▶ _The exercise_
Keep the pictures out of the copy and print all the entries below exactly.

▶ _Extracted records_
========

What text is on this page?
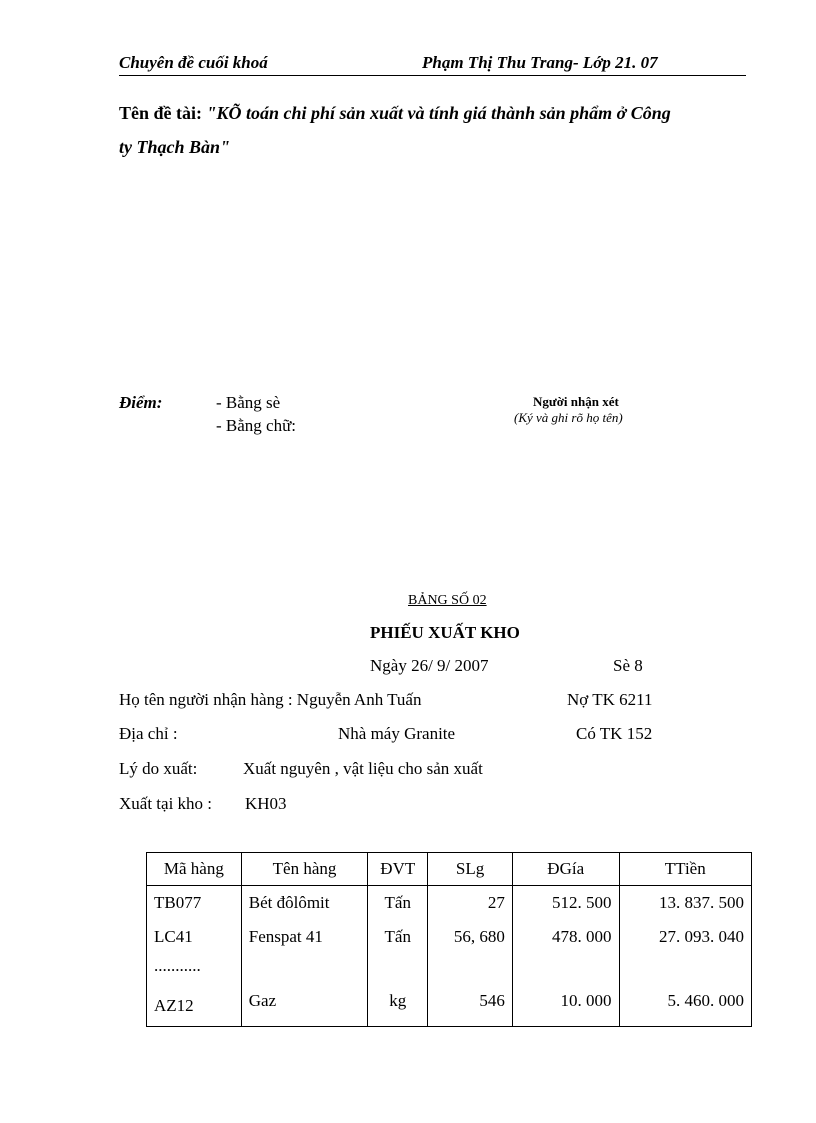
Chuyên đề cuối khoá	Phạm Thị Thu Trang- Lớp 21. 07
Tên đề tài: "KÕ toán chi phí sản xuất và tính giá thành sản phẩm ở Công
ty Thạch Bàn"
Điểm:	- Bằng sè
- Bằng chữ:
Người nhận xét
(Ký và ghi rõ họ tên)
BẢNG SỐ 02
PHIẾU XUẤT KHO
Ngày 26/ 9/ 2007	Sè 8
Họ tên người nhận hàng : Nguyễn Anh Tuấn	Nợ TK 6211
Địa chỉ :	Nhà máy Granite	Có TK 152
Lý do xuất:	Xuất nguyên , vật liệu cho sản xuất
Xuất tại kho : KH03
Mã hàng	Tên hàng	ĐVT	SLg	ĐGía	TTiền
TB077	Bét đôlômit	Tấn	27	512. 500	13. 837. 500
LC41	Fenspat 41	Tấn	56, 680	478. 000	27. 093. 040
...........					
AZ12	Gaz	kg	546	10. 000	5. 460. 000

========

▶ _Solution below_
What text is on this page?
Chuyên đề cuối khoá	Phạm Thị Thu Trang- Lớp 21. 07
Tên đề tài: "KÕ toán chi phí sản xuất và tính giá thành sản phẩm ở Công
ty Thạch Bàn"
Điểm:	- Bằng sè
- Bằng chữ:
Người nhận xét
(Ký và ghi rõ họ tên)
BẢNG SỐ 02
PHIẾU XUẤT KHO
Ngày 26/ 9/ 2007	Sè 8
Họ tên người nhận hàng : Nguyễn Anh Tuấn	Nợ TK 6211
Địa chỉ :	Nhà máy Granite	Có TK 152
Lý do xuất:	Xuất nguyên , vật liệu cho sản xuất
Xuất tại kho : KH03
Mã hàng	Tên hàng	ĐVT	SLg	ĐGía	TTiền
TB077	Bét đôlômit	Tấn	27	512. 500	13. 837. 500
LC41	Fenspat 41	Tấn	56, 680	478. 000	27. 093. 040
...........					
AZ12	Gaz	kg	546	10. 000	5. 460. 000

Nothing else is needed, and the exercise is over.